→ **Exercise input**
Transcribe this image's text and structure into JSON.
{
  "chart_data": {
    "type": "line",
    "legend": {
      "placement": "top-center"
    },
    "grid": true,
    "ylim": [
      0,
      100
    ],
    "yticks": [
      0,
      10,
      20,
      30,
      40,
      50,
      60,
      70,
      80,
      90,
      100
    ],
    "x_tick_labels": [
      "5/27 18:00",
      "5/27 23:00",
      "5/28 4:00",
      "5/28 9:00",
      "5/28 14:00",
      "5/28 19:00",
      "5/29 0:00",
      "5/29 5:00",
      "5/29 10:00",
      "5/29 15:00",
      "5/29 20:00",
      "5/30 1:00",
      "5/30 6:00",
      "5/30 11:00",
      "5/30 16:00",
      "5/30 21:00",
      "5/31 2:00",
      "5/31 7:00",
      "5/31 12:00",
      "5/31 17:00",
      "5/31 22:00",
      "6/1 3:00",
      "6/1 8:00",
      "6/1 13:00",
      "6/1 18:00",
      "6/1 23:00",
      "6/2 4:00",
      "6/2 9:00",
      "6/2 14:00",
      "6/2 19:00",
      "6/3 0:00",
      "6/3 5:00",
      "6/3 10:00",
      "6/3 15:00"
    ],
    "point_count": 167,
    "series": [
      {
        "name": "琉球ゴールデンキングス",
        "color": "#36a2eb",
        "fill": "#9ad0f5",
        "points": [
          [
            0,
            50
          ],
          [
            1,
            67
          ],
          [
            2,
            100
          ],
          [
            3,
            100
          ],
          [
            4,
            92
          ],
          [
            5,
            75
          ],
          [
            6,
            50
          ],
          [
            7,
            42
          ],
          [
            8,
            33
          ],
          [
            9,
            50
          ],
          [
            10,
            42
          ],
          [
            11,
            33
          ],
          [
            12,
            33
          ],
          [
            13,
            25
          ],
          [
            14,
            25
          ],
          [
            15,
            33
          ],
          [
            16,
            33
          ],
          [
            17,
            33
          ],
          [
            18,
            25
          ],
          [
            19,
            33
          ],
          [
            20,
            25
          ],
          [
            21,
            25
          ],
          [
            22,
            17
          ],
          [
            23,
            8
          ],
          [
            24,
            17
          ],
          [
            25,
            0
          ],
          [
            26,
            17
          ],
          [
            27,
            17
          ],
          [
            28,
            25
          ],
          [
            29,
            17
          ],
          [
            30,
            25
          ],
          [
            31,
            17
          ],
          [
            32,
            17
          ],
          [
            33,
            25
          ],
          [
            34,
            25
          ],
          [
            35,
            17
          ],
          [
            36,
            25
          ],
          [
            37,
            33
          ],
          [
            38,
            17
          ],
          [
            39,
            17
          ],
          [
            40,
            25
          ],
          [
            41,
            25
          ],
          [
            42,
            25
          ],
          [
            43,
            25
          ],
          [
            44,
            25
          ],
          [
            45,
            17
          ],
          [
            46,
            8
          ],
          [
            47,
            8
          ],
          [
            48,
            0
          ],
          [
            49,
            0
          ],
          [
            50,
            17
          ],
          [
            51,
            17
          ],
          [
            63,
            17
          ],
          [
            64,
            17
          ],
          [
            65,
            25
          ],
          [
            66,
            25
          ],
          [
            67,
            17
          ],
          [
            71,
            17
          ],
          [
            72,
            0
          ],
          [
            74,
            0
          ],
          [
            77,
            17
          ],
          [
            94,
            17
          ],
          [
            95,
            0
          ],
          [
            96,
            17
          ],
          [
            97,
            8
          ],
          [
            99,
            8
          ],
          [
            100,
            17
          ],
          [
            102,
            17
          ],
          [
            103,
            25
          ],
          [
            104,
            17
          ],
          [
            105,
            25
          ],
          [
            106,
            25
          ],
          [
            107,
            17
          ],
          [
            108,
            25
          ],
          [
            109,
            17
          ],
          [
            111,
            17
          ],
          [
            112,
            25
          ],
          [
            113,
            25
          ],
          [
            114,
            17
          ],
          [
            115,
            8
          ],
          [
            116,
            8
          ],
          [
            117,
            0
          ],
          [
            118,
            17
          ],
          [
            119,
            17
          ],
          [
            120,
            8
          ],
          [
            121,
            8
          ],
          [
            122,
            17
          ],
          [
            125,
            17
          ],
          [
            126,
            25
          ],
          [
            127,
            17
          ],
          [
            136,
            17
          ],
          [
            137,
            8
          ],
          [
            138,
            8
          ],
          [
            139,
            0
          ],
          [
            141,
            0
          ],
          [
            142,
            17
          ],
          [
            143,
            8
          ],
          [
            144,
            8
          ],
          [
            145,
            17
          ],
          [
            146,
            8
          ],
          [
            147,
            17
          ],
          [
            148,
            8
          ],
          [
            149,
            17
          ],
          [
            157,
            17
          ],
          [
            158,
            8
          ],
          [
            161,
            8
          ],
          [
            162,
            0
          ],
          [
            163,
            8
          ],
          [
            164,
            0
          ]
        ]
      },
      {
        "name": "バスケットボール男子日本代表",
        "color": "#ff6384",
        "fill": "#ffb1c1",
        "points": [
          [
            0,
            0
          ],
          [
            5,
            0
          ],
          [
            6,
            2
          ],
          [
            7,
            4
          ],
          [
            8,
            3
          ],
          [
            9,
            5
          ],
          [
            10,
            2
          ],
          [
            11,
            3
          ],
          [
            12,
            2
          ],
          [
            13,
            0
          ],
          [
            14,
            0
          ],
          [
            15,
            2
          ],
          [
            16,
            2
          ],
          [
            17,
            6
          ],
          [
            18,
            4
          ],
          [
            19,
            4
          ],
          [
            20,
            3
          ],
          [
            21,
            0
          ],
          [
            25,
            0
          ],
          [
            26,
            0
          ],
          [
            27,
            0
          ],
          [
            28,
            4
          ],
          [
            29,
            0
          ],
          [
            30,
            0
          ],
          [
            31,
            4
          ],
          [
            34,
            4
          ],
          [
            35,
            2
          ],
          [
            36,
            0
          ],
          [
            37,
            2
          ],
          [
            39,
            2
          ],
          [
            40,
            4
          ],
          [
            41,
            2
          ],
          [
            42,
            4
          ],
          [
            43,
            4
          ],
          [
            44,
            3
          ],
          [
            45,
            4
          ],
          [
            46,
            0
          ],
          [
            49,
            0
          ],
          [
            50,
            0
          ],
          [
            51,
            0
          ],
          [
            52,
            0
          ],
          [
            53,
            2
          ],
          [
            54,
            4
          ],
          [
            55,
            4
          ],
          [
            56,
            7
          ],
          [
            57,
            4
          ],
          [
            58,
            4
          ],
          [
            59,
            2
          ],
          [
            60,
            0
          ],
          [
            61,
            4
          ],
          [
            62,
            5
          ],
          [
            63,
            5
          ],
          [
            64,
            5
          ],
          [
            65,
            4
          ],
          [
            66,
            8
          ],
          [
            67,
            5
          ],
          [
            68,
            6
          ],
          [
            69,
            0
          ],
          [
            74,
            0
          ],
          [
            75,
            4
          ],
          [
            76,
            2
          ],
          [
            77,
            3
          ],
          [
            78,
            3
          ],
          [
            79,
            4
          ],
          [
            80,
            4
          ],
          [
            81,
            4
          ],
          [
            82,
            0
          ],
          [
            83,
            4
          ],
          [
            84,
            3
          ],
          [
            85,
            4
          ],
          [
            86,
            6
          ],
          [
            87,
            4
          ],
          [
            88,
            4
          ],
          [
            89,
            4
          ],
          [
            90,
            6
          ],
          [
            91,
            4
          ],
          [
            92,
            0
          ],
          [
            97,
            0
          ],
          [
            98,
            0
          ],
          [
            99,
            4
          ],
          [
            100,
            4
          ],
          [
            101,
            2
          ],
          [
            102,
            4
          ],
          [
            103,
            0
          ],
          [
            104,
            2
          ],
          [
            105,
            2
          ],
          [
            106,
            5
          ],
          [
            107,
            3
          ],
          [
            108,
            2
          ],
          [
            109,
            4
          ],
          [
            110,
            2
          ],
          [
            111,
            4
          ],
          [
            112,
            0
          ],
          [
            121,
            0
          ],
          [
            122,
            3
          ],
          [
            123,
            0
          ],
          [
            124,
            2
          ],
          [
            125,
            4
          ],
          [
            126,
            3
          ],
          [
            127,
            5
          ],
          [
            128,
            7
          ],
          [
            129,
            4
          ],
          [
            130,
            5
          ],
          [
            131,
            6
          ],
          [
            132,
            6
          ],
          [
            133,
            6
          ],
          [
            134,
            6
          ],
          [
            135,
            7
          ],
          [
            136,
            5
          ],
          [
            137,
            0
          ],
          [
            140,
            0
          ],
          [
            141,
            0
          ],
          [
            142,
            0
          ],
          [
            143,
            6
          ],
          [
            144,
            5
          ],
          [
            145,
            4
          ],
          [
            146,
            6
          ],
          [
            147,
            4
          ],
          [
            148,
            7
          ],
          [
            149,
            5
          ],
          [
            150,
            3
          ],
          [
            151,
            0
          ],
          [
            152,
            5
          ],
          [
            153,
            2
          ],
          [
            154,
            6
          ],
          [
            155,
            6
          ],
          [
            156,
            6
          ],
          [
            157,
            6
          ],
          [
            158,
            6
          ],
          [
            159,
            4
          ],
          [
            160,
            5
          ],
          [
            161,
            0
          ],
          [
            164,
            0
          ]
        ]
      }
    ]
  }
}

→ **Requirement**
Pick out each line above that includes "name" and show it.

→ **The completed task**
        "name": "琉球ゴールデンキングス",
        "name": "バスケットボール男子日本代表",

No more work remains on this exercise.